> Task directions: Copy the records below exactly as they are written.

> Extracted entries:
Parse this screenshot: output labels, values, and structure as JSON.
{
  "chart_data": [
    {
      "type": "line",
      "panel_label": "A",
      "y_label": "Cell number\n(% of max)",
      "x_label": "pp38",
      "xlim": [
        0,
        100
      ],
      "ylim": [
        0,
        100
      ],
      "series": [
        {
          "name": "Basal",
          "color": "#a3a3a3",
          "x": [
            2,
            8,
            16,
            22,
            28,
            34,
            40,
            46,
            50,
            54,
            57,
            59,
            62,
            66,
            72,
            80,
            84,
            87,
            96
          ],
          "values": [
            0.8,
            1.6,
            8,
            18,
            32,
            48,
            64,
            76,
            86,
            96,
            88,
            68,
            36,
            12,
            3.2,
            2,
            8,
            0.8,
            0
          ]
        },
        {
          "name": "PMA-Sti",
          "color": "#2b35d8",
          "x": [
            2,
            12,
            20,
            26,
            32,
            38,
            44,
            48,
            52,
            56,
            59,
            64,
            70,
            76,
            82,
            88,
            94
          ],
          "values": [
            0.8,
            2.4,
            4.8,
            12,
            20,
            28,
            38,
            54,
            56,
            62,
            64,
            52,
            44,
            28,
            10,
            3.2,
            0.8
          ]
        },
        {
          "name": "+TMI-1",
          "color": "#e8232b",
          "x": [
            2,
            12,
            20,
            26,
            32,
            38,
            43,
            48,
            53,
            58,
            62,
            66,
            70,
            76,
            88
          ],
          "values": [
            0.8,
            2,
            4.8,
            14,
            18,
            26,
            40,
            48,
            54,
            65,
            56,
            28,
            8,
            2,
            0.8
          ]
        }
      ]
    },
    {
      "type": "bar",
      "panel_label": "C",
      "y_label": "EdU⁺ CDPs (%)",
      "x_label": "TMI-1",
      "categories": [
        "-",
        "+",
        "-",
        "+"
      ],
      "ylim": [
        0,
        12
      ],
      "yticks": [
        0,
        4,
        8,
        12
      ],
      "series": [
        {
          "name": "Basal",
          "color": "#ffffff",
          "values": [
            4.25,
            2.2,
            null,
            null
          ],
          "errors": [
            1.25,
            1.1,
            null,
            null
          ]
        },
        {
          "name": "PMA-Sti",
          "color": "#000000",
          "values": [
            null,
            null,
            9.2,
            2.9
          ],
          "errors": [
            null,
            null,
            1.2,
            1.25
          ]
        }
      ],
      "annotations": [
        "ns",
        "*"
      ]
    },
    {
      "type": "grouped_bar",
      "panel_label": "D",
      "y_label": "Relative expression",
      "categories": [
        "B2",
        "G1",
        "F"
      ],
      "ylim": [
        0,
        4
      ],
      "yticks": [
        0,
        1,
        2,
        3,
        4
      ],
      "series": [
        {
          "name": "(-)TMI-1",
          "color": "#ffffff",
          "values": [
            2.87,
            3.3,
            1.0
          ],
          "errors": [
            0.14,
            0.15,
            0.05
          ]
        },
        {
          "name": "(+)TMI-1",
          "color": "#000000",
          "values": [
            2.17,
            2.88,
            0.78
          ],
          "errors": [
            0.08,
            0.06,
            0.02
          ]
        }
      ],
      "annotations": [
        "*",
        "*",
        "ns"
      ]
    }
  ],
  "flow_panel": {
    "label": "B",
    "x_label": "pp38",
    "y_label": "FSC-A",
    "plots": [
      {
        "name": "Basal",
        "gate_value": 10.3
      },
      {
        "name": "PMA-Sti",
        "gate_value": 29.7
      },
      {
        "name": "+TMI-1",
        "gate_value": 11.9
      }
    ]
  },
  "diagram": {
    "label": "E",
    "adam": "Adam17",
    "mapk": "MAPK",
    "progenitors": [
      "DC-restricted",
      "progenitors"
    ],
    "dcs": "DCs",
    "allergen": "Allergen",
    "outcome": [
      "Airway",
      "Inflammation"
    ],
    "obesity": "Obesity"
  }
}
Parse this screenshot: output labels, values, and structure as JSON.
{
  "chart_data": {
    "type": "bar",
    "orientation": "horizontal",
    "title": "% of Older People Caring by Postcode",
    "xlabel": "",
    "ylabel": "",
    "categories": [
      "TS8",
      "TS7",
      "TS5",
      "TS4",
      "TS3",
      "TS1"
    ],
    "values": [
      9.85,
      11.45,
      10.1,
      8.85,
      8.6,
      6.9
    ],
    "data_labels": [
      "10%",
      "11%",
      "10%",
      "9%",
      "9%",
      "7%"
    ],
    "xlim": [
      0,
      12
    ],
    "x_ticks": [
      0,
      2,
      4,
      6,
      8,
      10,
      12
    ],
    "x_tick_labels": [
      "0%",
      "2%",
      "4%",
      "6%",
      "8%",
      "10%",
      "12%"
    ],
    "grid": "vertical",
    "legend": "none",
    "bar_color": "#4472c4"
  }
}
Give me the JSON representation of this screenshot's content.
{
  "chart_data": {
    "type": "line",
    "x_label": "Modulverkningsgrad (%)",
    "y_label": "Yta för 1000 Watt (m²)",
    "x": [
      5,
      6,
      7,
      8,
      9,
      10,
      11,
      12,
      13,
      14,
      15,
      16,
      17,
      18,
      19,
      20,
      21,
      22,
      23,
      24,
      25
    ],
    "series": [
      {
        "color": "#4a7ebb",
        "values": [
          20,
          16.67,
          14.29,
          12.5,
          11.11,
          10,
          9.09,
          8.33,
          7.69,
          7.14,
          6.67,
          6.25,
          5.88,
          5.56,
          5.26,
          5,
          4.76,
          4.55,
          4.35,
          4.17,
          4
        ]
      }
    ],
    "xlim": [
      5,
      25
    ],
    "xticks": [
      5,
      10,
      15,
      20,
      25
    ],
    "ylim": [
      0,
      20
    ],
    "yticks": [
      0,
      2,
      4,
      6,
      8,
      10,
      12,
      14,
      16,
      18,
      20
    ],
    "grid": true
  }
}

> Response:
Parse this screenshot: output labels, values, and structure as JSON.
{
  "chart_data": [
    {
      "type": "line",
      "panel_label": "A",
      "y_label": "Cell number\n(% of max)",
      "x_label": "pp38",
      "xlim": [
        0,
        100
      ],
      "ylim": [
        0,
        100
      ],
      "series": [
        {
          "name": "Basal",
          "color": "#a3a3a3",
          "x": [
            2,
            8,
            16,
            22,
            28,
            34,
            40,
            46,
            50,
            54,
            57,
            59,
            62,
            66,
            72,
            80,
            84,
            87,
            96
          ],
          "values": [
            0.8,
            1.6,
            8,
            18,
            32,
            48,
            64,
            76,
            86,
            96,
            88,
            68,
            36,
            12,
            3.2,
            2,
            8,
            0.8,
            0
          ]
        },
        {
          "name": "PMA-Sti",
          "color": "#2b35d8",
          "x": [
            2,
            12,
            20,
            26,
            32,
            38,
            44,
            48,
            52,
            56,
            59,
            64,
            70,
            76,
            82,
            88,
            94
          ],
          "values": [
            0.8,
            2.4,
            4.8,
            12,
            20,
            28,
            38,
            54,
            56,
            62,
            64,
            52,
            44,
            28,
            10,
            3.2,
            0.8
          ]
        },
        {
          "name": "+TMI-1",
          "color": "#e8232b",
          "x": [
            2,
            12,
            20,
            26,
            32,
            38,
            43,
            48,
            53,
            58,
            62,
            66,
            70,
            76,
            88
          ],
          "values": [
            0.8,
            2,
            4.8,
            14,
            18,
            26,
            40,
            48,
            54,
            65,
            56,
            28,
            8,
            2,
            0.8
          ]
        }
      ]
    },
    {
      "type": "bar",
      "panel_label": "C",
      "y_label": "EdU⁺ CDPs (%)",
      "x_label": "TMI-1",
      "categories": [
        "-",
        "+",
        "-",
        "+"
      ],
      "ylim": [
        0,
        12
      ],
      "yticks": [
        0,
        4,
        8,
        12
      ],
      "series": [
        {
          "name": "Basal",
          "color": "#ffffff",
          "values": [
            4.25,
            2.2,
            null,
            null
          ],
          "errors": [
            1.25,
            1.1,
            null,
            null
          ]
        },
        {
          "name": "PMA-Sti",
          "color": "#000000",
          "values": [
            null,
            null,
            9.2,
            2.9
          ],
          "errors": [
            null,
            null,
            1.2,
            1.25
          ]
        }
      ],
      "annotations": [
        "ns",
        "*"
      ]
    },
    {
      "type": "grouped_bar",
      "panel_label": "D",
      "y_label": "Relative expression",
      "categories": [
        "B2",
        "G1",
        "F"
      ],
      "ylim": [
        0,
        4
      ],
      "yticks": [
        0,
        1,
        2,
        3,
        4
      ],
      "series": [
        {
          "name": "(-)TMI-1",
          "color": "#ffffff",
          "values": [
            2.87,
            3.3,
            1.0
          ],
          "errors": [
            0.14,
            0.15,
            0.05
          ]
        },
        {
          "name": "(+)TMI-1",
          "color": "#000000",
          "values": [
            2.17,
            2.88,
            0.78
          ],
          "errors": [
            0.08,
            0.06,
            0.02
          ]
        }
      ],
      "annotations": [
        "*",
        "*",
        "ns"
      ]
    }
  ],
  "flow_panel": {
    "label": "B",
    "x_label": "pp38",
    "y_label": "FSC-A",
    "plots": [
      {
        "name": "Basal",
        "gate_value": 10.3
      },
      {
        "name": "PMA-Sti",
        "gate_value": 29.7
      },
      {
        "name": "+TMI-1",
        "gate_value": 11.9
      }
    ]
  },
  "diagram": {
    "label": "E",
    "adam": "Adam17",
    "mapk": "MAPK",
    "progenitors": [
      "DC-restricted",
      "progenitors"
    ],
    "dcs": "DCs",
    "allergen": "Allergen",
    "outcome": [
      "Airway",
      "Inflammation"
    ],
    "obesity": "Obesity"
  }
}
Parse this screenshot: output labels, values, and structure as JSON.
{
  "chart_data": {
    "type": "bar",
    "orientation": "horizontal",
    "title": "% of Older People Caring by Postcode",
    "xlabel": "",
    "ylabel": "",
    "categories": [
      "TS8",
      "TS7",
      "TS5",
      "TS4",
      "TS3",
      "TS1"
    ],
    "values": [
      9.85,
      11.45,
      10.1,
      8.85,
      8.6,
      6.9
    ],
    "data_labels": [
      "10%",
      "11%",
      "10%",
      "9%",
      "9%",
      "7%"
    ],
    "xlim": [
      0,
      12
    ],
    "x_ticks": [
      0,
      2,
      4,
      6,
      8,
      10,
      12
    ],
    "x_tick_labels": [
      "0%",
      "2%",
      "4%",
      "6%",
      "8%",
      "10%",
      "12%"
    ],
    "grid": "vertical",
    "legend": "none",
    "bar_color": "#4472c4"
  }
}
Give me the JSON representation of this screenshot's content.
{
  "chart_data": {
    "type": "line",
    "x_label": "Modulverkningsgrad (%)",
    "y_label": "Yta för 1000 Watt (m²)",
    "x": [
      5,
      6,
      7,
      8,
      9,
      10,
      11,
      12,
      13,
      14,
      15,
      16,
      17,
      18,
      19,
      20,
      21,
      22,
      23,
      24,
      25
    ],
    "series": [
      {
        "color": "#4a7ebb",
        "values": [
          20,
          16.67,
          14.29,
          12.5,
          11.11,
          10,
          9.09,
          8.33,
          7.69,
          7.14,
          6.67,
          6.25,
          5.88,
          5.56,
          5.26,
          5,
          4.76,
          4.55,
          4.35,
          4.17,
          4
        ]
      }
    ],
    "xlim": [
      5,
      25
    ],
    "xticks": [
      5,
      10,
      15,
      20,
      25
    ],
    "ylim": [
      0,
      20
    ],
    "yticks": [
      0,
      2,
      4,
      6,
      8,
      10,
      12,
      14,
      16,
      18,
      20
    ],
    "grid": true
  }
}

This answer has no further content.